Aufgabe 1
Welche Nation hat laut dem Text über Geo-Engineering dem de facto-Moratorium für Geo-Engineering-Projekte nicht zugestimmt?
Aufgabe 2
Schreiben Sie die Fortsetzung des Textes über Geo-Engineering, die auf seinen letzten Satz folgt.

Lesetext
=-=-=-=-=

Im Hintergrund steht das Militär bereit. Der US-Historiker James Fleming glaubt, dass die Kontrolle des Klimas dem Militär Vorteile verschaffen könne, da es versuche, jede Technologie zu einer Waffe zu machen und Wissenschaftlern viele Ressourcen zur Verfügung stelle. Und neben indigenen Völkern und Bauernverbänden werden vor allem die Regierungen armer Länder gegen das Geo-Engineering Widerstand leisten. Vor zwei Jahren haben alle Nationen mit Ausnahme der USA ein de facto-Moratorium für Geo-Engineering-Projekte und Experimente vereinbart. Die Bedenken richten sich nicht nur gegen die unabsehbaren Folgen: Es herrscht großes Misstrauen, dass eine derart vom Westen bzw. Norden betriebene technische Lösung des Klimaproblems fair und gerecht ausfallen wird. Kürzlich haben 160 Organisationen aus der ganzen Welt einen offenen Brief an den Vorsitzenden des Weltklimarates IPPC, Rajendra Pachauri, geschickt, nachdem der Rat ein Treffen von Geo-Ingenieuren in ­Perus Hauptstadt Lima veranstaltet hatte.

=-=-=-=-=

Gespeicherte Zeilen

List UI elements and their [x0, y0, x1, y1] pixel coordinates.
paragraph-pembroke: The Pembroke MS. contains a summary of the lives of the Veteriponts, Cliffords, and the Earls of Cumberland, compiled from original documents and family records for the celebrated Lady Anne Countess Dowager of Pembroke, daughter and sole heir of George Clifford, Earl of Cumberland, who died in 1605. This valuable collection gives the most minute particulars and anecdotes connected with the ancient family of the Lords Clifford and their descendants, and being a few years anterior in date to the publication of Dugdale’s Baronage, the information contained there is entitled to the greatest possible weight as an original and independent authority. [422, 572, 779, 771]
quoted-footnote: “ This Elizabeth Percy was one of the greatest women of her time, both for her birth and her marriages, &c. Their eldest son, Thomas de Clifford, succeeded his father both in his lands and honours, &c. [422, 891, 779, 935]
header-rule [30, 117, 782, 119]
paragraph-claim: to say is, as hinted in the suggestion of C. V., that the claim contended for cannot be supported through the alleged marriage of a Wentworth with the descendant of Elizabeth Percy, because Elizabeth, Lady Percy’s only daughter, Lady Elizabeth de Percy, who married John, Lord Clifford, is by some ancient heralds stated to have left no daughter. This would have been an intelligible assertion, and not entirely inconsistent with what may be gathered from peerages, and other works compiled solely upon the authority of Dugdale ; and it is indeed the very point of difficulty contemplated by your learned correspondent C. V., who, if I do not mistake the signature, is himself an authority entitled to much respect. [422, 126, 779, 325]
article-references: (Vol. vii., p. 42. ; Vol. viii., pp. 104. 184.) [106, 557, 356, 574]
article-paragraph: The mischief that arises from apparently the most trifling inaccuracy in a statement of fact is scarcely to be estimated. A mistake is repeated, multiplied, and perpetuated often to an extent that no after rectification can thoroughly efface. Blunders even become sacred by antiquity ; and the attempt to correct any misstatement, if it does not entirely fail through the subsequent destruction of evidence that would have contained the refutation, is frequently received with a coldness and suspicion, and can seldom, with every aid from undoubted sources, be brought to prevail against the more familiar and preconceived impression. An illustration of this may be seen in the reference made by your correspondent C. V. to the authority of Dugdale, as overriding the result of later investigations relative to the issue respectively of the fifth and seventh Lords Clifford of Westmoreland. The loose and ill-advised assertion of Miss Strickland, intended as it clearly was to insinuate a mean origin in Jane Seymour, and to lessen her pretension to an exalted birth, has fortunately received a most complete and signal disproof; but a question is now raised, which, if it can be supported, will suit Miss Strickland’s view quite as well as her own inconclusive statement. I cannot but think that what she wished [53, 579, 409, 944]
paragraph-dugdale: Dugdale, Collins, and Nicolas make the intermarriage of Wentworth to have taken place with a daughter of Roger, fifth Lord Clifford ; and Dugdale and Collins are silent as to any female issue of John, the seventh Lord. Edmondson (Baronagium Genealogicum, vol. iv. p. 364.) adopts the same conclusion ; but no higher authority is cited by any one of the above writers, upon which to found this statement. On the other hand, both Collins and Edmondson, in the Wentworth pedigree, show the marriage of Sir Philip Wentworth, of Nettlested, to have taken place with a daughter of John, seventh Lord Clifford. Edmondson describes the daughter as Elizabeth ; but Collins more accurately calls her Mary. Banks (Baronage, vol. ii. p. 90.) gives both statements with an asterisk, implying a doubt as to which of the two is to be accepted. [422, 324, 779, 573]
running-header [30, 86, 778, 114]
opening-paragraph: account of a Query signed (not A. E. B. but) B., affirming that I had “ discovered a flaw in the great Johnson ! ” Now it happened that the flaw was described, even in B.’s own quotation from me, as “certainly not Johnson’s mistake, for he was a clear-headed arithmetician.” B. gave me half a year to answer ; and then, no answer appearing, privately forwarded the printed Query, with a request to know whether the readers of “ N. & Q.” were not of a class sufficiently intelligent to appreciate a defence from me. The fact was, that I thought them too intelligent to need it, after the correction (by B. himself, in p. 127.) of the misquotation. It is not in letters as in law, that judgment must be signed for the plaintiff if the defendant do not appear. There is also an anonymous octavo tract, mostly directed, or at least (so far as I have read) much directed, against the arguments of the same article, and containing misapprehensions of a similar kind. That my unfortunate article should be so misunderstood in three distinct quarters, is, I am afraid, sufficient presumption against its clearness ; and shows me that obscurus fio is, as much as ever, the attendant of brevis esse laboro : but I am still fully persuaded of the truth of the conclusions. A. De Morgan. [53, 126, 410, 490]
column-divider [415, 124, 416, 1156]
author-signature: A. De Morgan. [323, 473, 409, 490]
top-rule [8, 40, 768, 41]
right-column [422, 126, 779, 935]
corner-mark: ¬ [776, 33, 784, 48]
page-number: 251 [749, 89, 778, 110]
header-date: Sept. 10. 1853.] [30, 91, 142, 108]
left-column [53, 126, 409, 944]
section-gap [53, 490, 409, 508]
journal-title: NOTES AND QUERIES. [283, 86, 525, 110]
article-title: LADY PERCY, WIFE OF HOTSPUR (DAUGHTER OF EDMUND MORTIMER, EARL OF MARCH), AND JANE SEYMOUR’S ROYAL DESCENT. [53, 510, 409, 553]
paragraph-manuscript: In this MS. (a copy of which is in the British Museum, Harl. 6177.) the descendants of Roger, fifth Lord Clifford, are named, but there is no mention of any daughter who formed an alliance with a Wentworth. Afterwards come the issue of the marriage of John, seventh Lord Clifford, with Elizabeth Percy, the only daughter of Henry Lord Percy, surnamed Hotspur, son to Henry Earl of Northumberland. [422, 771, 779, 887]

=-=-=-=-=

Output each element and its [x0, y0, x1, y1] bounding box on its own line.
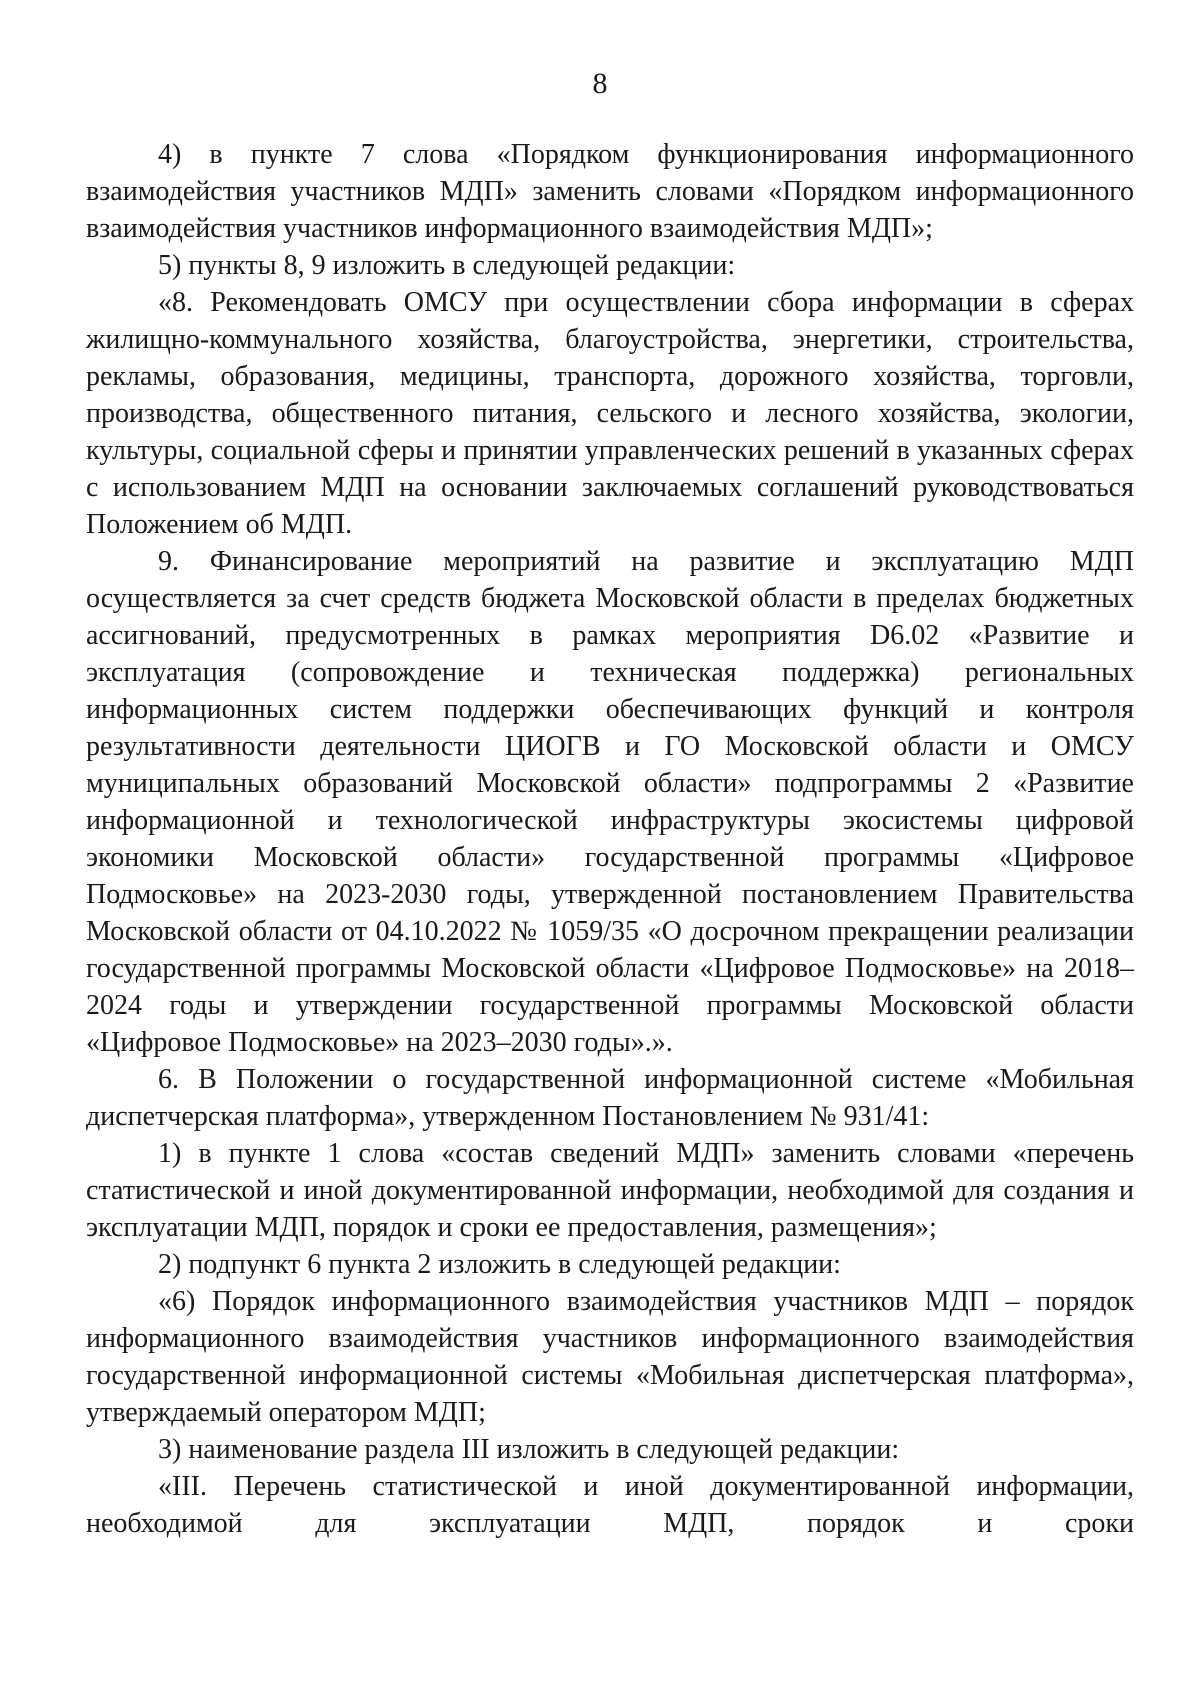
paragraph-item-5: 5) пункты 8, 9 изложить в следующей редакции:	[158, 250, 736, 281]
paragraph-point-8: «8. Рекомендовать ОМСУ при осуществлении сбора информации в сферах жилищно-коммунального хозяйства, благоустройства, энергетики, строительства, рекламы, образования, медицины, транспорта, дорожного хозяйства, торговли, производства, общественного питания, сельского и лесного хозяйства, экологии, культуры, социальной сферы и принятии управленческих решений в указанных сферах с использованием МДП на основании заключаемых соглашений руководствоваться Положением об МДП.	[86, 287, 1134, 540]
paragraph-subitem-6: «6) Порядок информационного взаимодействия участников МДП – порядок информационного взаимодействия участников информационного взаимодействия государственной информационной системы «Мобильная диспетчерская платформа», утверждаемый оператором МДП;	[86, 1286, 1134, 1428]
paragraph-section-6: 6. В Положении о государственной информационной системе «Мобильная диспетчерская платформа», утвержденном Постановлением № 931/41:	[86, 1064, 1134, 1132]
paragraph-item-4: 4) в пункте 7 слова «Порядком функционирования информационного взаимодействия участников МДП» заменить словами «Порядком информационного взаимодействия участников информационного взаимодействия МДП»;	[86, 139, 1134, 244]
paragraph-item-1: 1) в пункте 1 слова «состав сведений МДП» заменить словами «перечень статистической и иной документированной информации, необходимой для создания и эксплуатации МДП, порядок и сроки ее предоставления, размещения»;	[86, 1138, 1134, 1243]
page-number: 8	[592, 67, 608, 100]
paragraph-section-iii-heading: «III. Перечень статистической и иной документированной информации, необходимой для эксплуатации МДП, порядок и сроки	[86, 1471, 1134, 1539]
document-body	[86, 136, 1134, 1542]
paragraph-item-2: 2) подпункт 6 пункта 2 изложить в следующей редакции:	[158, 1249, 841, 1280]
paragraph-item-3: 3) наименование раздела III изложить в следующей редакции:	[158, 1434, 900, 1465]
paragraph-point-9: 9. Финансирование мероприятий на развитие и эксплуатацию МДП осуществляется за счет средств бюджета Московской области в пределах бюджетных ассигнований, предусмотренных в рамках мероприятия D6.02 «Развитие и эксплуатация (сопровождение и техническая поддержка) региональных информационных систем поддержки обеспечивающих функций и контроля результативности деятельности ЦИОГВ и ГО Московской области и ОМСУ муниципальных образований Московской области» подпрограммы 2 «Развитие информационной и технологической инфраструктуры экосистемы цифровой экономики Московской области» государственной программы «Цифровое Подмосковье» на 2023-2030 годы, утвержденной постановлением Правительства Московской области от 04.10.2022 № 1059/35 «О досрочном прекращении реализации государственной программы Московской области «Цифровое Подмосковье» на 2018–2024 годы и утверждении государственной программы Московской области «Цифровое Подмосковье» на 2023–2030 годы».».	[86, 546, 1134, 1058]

=-=-=-=-=

Erwartete Ausgabe 1
Die USA.

Erwartete Ausgabe 2
„Geo-Engineering stellt für den ganzen Planeten eine zu große Gefahr dar, als dass es den Händen einer Gruppe sogenannter Experten überlassen werden könnte“, warnten sie. „Das IPCC hat uns versichert, in dieser Sache mit Bedacht vorzugehen. Wir werden die Entwicklung genau verfolgen.“

Ein bisschen Dreck, ein wenig Asche: die staubigen Tricks der Geo-Ingenieure


Die Methoden des Geo-Engineering sind keineswegs alle völlig neu: Einige Verfahren befinden sich seit vielen Jahren in der Entwicklung, einige werden schon seit Jahren erprobt. Fast immer stammen die Vorbilder aus der Natur auch wenn es nicht immer offenkundig ist.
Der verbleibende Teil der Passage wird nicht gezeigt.